- [Exercise goal]: Go through the records and copy each line where the word "dashed" occurs.

* * * * * * *

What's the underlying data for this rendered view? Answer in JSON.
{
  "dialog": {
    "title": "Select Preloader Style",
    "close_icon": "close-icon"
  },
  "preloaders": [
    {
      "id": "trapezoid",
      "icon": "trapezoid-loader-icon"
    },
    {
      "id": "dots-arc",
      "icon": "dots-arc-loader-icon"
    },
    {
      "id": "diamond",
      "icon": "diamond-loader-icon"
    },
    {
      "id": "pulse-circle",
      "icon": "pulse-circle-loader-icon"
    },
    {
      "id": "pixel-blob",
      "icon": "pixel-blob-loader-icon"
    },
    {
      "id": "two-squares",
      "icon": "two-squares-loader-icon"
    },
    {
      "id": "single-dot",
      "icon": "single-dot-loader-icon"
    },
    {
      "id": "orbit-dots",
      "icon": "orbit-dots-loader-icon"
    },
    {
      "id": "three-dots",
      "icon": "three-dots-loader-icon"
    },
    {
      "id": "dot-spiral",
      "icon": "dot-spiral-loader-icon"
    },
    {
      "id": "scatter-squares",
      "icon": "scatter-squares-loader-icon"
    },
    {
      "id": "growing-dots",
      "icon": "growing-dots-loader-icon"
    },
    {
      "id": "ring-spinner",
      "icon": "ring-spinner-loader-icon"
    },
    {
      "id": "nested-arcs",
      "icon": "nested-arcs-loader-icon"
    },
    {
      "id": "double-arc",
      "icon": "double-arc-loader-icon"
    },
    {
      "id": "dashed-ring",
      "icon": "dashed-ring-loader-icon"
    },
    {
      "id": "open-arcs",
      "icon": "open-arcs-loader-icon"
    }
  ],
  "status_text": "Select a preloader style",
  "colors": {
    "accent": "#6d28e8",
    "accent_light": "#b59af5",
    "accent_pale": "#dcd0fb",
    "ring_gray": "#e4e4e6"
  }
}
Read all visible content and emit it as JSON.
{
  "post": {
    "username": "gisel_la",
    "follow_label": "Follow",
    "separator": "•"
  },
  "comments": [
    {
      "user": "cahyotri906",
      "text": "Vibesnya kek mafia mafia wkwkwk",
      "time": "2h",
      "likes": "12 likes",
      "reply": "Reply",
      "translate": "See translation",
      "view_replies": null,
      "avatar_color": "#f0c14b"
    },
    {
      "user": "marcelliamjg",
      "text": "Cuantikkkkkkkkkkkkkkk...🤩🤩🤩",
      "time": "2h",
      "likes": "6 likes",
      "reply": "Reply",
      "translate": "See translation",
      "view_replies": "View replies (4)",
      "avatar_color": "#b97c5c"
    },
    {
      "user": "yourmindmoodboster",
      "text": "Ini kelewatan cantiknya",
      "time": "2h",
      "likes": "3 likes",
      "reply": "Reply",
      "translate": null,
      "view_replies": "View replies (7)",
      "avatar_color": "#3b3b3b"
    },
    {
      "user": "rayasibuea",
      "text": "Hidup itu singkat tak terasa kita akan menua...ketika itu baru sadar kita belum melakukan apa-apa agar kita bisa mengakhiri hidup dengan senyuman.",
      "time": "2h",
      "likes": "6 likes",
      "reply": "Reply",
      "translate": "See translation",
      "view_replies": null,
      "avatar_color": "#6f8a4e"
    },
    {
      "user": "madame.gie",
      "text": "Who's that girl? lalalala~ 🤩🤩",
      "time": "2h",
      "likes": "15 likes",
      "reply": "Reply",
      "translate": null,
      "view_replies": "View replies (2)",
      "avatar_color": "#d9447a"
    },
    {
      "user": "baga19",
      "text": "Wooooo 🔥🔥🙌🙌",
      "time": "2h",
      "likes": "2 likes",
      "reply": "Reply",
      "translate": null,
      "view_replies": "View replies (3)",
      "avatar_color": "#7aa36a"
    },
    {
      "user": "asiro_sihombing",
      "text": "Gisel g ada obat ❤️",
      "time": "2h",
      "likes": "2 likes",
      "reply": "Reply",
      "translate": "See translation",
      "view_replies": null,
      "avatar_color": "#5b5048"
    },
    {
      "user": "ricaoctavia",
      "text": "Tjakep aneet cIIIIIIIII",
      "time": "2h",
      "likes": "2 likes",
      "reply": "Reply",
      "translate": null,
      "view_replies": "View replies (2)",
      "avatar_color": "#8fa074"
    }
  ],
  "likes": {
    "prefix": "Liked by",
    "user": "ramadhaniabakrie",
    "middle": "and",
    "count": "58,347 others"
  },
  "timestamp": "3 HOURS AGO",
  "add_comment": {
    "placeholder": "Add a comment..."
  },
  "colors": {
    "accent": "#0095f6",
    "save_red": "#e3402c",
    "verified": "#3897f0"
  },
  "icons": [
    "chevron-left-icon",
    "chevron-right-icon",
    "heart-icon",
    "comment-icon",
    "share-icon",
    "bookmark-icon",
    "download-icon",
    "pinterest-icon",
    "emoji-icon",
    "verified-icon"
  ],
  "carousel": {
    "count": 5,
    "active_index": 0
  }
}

* * * * * * *

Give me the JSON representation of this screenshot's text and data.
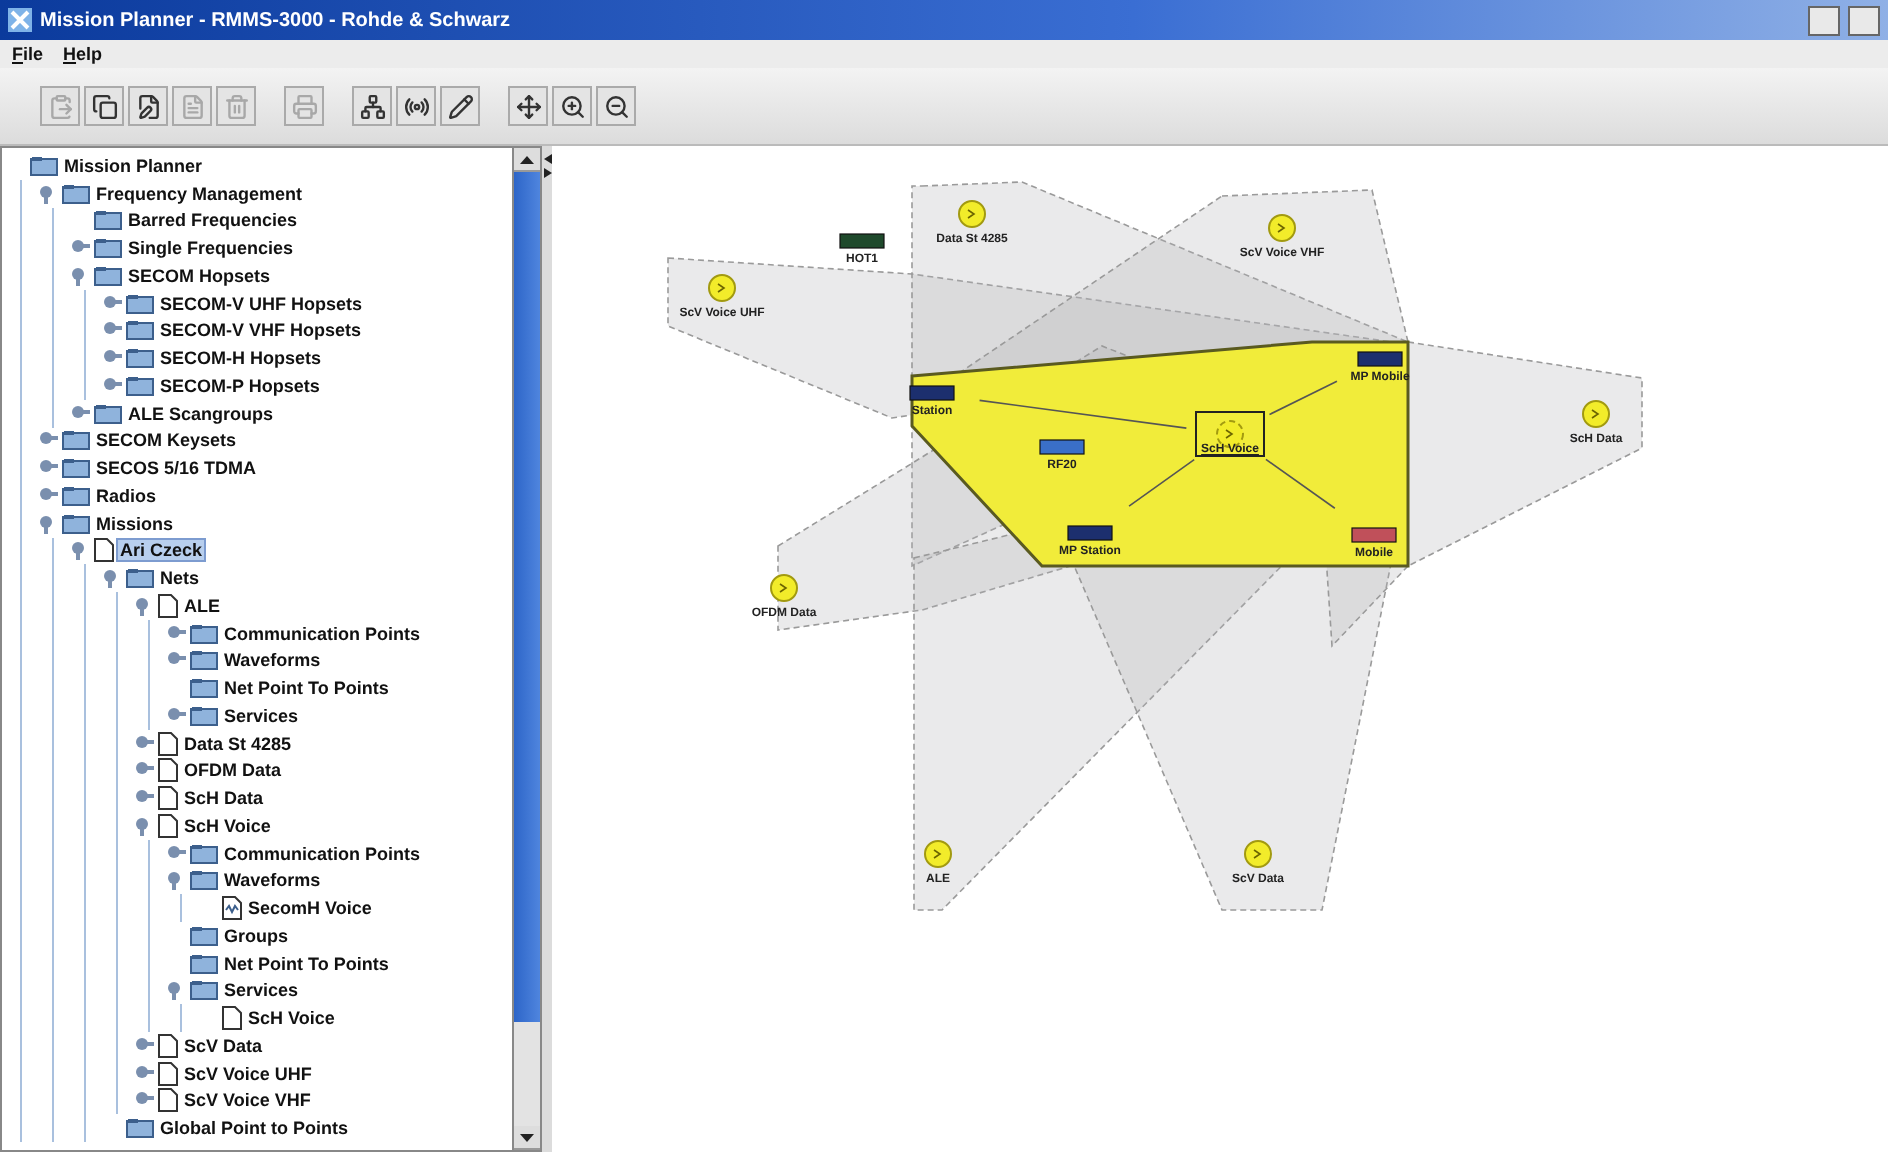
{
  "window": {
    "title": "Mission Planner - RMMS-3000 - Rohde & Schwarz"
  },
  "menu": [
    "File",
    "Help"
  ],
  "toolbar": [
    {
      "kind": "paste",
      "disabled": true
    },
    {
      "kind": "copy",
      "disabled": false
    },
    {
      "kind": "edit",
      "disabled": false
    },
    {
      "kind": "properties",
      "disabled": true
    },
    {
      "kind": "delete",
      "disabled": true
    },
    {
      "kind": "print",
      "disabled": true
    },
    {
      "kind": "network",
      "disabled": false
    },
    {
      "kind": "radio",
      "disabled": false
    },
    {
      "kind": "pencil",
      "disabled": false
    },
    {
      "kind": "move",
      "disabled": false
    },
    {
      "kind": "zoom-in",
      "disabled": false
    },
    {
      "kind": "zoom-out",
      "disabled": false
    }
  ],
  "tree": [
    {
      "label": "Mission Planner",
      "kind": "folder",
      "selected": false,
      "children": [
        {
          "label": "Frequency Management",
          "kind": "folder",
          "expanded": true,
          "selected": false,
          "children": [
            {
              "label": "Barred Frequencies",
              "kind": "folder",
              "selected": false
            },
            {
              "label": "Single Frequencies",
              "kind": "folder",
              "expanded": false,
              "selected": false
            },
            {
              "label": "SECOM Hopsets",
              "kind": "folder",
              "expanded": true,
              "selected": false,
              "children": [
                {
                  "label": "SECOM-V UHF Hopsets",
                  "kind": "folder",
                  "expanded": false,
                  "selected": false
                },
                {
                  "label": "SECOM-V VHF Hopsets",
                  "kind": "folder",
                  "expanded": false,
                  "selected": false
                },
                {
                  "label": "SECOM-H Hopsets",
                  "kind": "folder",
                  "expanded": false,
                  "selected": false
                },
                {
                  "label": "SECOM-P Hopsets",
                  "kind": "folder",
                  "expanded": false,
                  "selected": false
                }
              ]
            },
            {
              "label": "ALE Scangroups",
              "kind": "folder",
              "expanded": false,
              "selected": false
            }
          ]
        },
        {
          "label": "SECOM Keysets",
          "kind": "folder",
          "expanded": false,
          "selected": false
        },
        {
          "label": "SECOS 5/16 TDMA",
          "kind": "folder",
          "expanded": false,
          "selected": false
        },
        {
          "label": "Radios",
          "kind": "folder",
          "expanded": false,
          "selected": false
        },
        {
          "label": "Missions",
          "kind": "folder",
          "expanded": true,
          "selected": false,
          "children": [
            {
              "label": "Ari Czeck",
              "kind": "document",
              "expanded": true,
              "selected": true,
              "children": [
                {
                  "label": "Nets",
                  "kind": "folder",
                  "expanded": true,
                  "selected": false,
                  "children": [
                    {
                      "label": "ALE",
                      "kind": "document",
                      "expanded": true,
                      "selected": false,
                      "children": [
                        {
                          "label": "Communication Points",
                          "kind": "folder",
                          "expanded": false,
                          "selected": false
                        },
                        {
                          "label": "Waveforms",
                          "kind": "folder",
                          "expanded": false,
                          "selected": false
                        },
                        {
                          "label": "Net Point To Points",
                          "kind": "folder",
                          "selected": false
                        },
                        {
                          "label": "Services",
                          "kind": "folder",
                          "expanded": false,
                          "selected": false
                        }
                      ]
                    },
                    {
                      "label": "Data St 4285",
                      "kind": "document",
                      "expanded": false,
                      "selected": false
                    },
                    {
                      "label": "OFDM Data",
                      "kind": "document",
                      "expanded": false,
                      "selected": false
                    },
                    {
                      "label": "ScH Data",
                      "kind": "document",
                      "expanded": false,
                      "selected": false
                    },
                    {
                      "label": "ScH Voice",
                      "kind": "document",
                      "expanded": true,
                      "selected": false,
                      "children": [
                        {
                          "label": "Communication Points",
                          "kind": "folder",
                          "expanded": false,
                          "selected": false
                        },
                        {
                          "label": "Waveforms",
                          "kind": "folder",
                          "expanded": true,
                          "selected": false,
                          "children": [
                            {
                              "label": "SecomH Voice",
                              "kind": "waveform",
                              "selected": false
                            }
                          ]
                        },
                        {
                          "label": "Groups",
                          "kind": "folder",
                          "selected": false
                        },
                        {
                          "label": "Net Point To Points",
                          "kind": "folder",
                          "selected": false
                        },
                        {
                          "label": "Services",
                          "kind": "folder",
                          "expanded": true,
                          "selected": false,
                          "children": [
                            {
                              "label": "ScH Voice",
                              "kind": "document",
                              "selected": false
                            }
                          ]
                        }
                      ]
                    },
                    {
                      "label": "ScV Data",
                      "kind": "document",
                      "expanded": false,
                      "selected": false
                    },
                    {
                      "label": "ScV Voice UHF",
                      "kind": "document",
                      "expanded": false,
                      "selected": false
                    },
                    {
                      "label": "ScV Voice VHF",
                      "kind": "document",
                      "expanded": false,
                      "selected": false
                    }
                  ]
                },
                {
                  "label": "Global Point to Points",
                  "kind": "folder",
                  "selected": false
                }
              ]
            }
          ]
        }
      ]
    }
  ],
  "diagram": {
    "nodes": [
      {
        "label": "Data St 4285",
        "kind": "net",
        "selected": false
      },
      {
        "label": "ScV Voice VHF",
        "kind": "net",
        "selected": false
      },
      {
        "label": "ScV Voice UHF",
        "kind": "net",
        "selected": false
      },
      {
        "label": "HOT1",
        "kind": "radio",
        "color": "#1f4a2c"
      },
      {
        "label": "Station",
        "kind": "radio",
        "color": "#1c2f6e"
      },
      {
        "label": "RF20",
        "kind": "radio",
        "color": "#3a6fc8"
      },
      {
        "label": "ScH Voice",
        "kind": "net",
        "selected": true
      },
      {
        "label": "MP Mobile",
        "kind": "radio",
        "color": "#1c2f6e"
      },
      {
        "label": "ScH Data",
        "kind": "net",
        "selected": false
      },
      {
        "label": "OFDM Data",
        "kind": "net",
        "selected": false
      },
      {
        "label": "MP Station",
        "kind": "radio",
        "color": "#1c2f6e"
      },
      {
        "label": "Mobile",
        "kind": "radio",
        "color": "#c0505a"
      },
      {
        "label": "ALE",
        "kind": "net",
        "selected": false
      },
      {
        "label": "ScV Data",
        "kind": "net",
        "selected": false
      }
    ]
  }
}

* * * * * * *

- [Written solution]:
      "id": "dashed-ring",
      "icon": "dashed-ring-loader-icon"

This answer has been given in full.